▶ [EXERCISE TASK]
Print the entries in full, word for word, but not the pictures.
**** DATASET ENTRIES
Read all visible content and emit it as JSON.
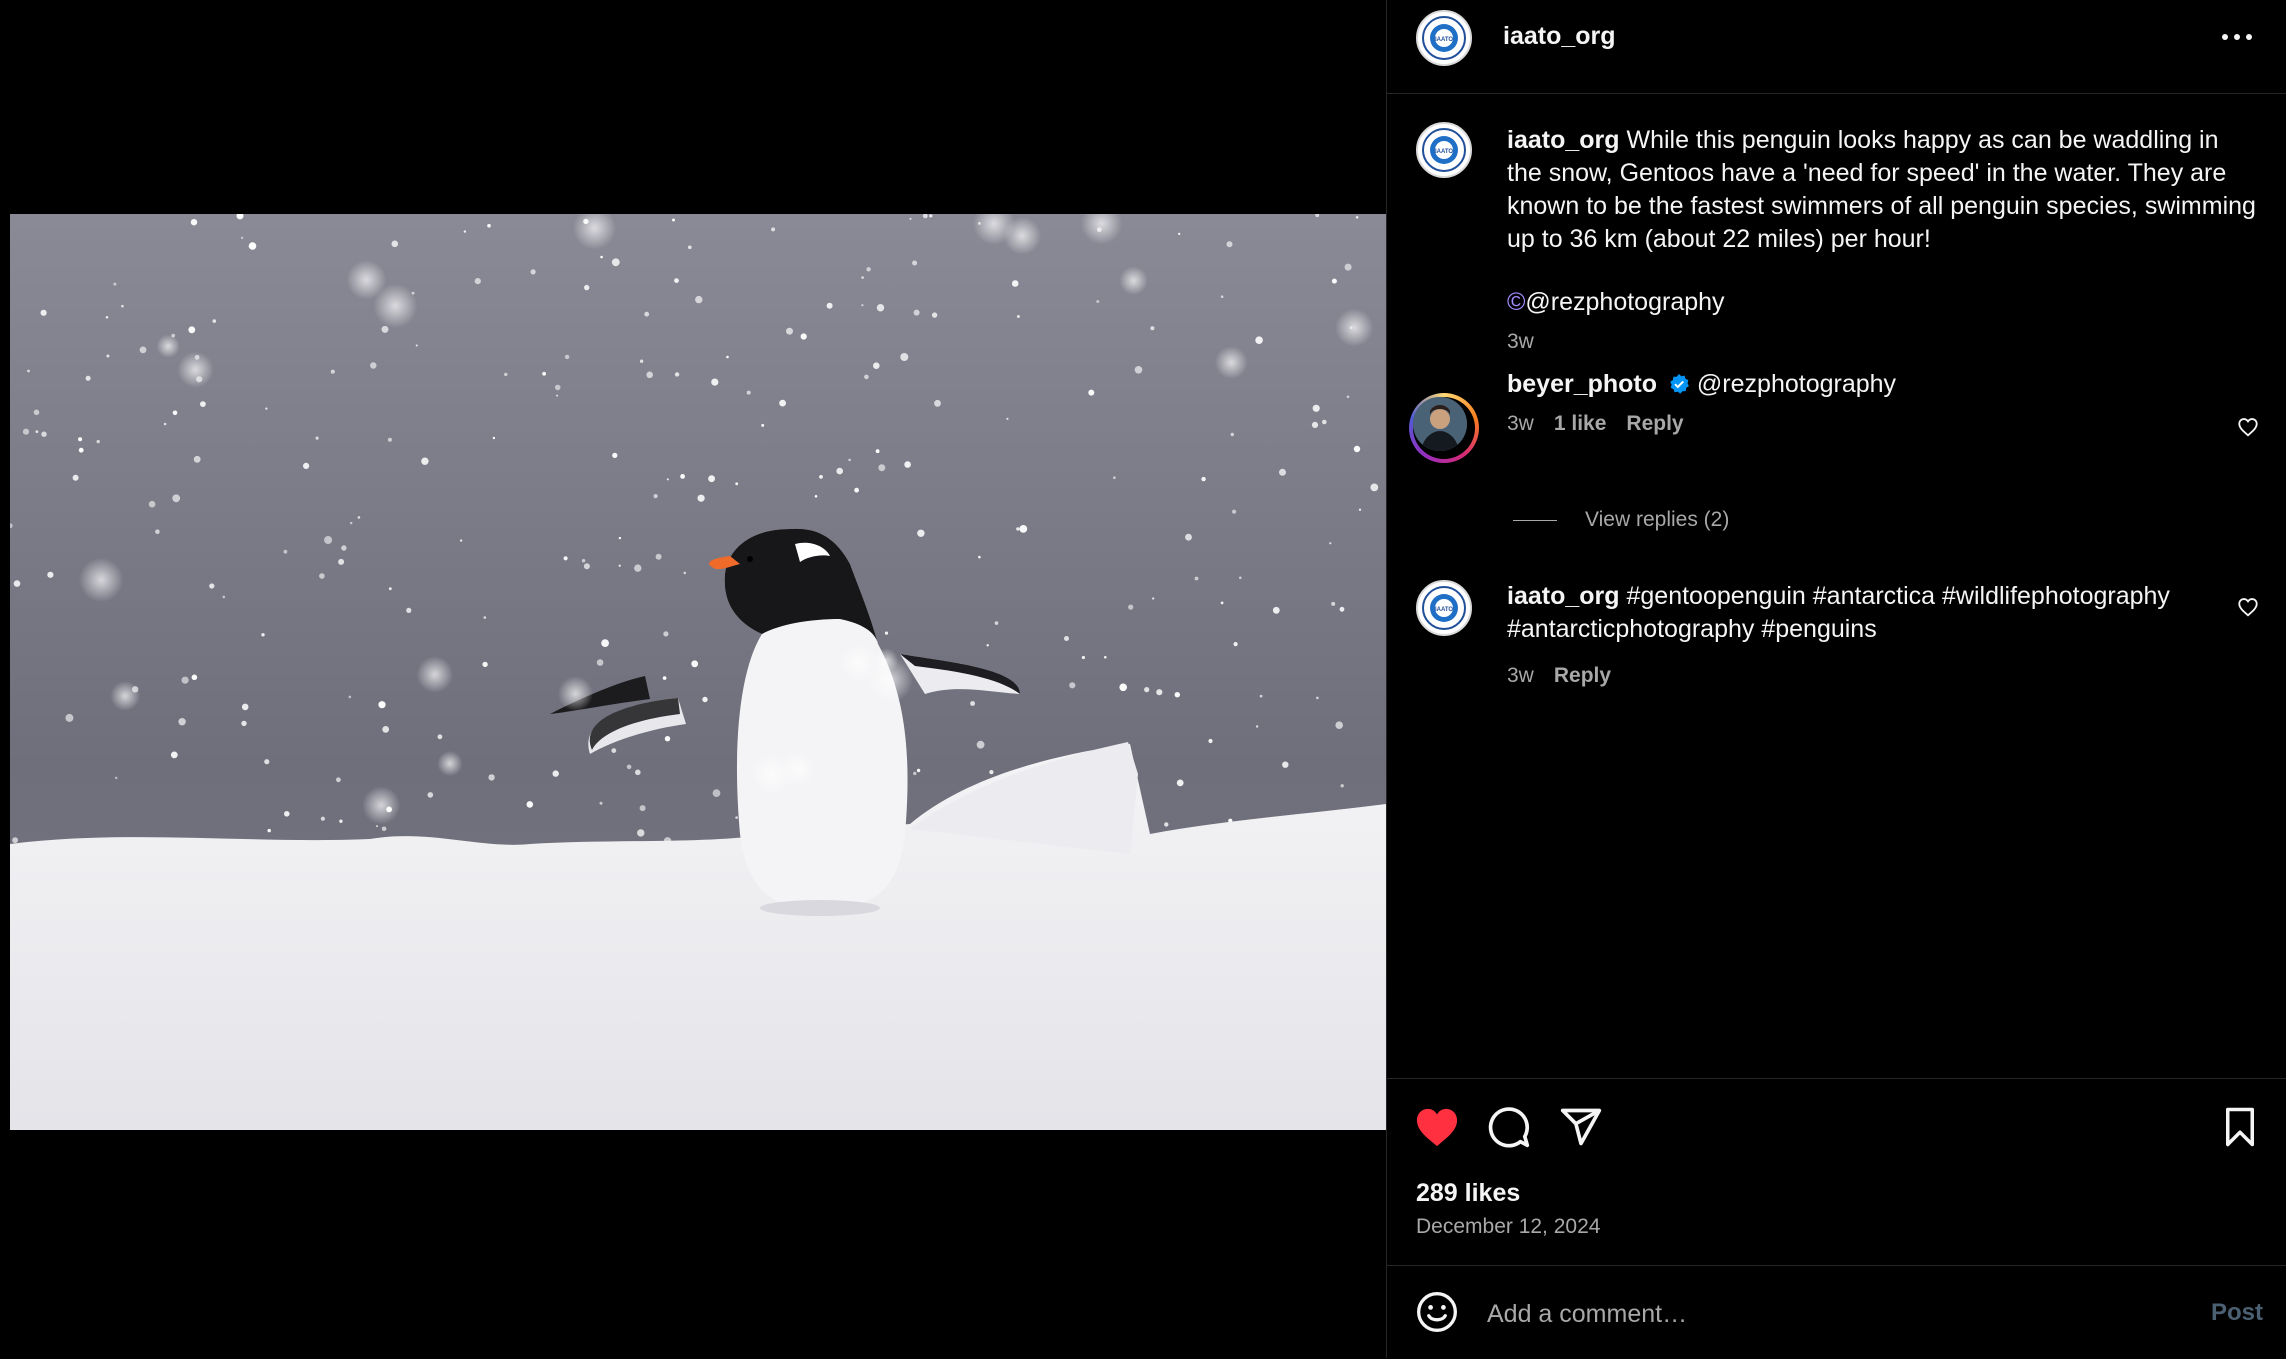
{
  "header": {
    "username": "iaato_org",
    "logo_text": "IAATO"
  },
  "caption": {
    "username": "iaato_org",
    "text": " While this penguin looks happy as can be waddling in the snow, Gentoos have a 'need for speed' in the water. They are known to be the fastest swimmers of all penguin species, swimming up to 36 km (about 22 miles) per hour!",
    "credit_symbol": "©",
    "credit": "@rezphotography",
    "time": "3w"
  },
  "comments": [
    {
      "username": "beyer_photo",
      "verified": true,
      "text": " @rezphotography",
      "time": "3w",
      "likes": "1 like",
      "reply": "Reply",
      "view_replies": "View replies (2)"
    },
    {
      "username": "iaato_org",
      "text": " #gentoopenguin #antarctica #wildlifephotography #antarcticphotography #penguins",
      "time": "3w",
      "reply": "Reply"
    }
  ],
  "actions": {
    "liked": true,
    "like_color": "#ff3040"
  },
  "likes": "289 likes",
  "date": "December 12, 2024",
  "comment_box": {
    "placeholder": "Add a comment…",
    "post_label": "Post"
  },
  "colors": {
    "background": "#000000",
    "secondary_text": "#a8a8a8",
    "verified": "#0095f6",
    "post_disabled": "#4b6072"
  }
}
********
▶ [COMPLETE ANSWER]
Read all visible content and emit it as JSON.
{
  "header": {
    "username": "iaato_org",
    "logo_text": "IAATO"
  },
  "caption": {
    "username": "iaato_org",
    "text": " While this penguin looks happy as can be waddling in the snow, Gentoos have a 'need for speed' in the water. They are known to be the fastest swimmers of all penguin species, swimming up to 36 km (about 22 miles) per hour!",
    "credit_symbol": "©",
    "credit": "@rezphotography",
    "time": "3w"
  },
  "comments": [
    {
      "username": "beyer_photo",
      "verified": true,
      "text": " @rezphotography",
      "time": "3w",
      "likes": "1 like",
      "reply": "Reply",
      "view_replies": "View replies (2)"
    },
    {
      "username": "iaato_org",
      "text": " #gentoopenguin #antarctica #wildlifephotography #antarcticphotography #penguins",
      "time": "3w",
      "reply": "Reply"
    }
  ],
  "actions": {
    "liked": true,
    "like_color": "#ff3040"
  },
  "likes": "289 likes",
  "date": "December 12, 2024",
  "comment_box": {
    "placeholder": "Add a comment…",
    "post_label": "Post"
  },
  "colors": {
    "background": "#000000",
    "secondary_text": "#a8a8a8",
    "verified": "#0095f6",
    "post_disabled": "#4b6072"
  }
}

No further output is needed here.